* Problem description *
Set down each line of the material that follows, exactly, with no pictures.

* * * *

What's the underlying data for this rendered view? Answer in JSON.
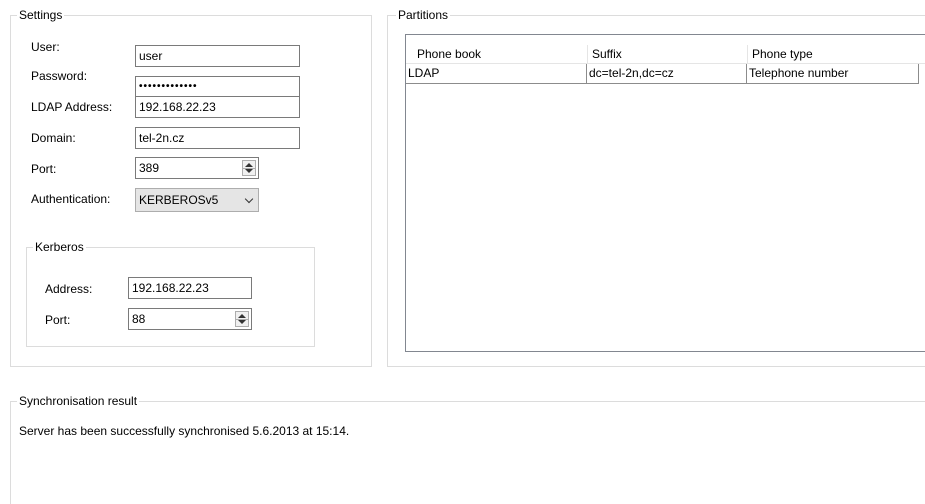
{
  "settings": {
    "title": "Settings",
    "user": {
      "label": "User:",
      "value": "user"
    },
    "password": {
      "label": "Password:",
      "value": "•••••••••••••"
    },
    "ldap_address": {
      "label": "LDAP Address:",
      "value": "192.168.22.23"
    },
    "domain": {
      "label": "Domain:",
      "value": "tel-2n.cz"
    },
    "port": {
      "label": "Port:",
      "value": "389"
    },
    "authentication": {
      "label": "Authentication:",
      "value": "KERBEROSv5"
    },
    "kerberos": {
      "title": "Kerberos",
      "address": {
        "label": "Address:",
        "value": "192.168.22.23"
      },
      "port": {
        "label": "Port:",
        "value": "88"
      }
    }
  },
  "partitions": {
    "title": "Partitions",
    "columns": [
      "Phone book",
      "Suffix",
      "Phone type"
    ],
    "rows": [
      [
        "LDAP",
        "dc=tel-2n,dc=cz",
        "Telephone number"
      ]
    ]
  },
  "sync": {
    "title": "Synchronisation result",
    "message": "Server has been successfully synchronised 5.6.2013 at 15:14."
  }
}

* * * *

* Correct output *
What's the underlying data for this rendered view? Answer in JSON.
{
  "settings": {
    "title": "Settings",
    "user": {
      "label": "User:",
      "value": "user"
    },
    "password": {
      "label": "Password:",
      "value": "•••••••••••••"
    },
    "ldap_address": {
      "label": "LDAP Address:",
      "value": "192.168.22.23"
    },
    "domain": {
      "label": "Domain:",
      "value": "tel-2n.cz"
    },
    "port": {
      "label": "Port:",
      "value": "389"
    },
    "authentication": {
      "label": "Authentication:",
      "value": "KERBEROSv5"
    },
    "kerberos": {
      "title": "Kerberos",
      "address": {
        "label": "Address:",
        "value": "192.168.22.23"
      },
      "port": {
        "label": "Port:",
        "value": "88"
      }
    }
  },
  "partitions": {
    "title": "Partitions",
    "columns": [
      "Phone book",
      "Suffix",
      "Phone type"
    ],
    "rows": [
      [
        "LDAP",
        "dc=tel-2n,dc=cz",
        "Telephone number"
      ]
    ]
  },
  "sync": {
    "title": "Synchronisation result",
    "message": "Server has been successfully synchronised 5.6.2013 at 15:14."
  }
}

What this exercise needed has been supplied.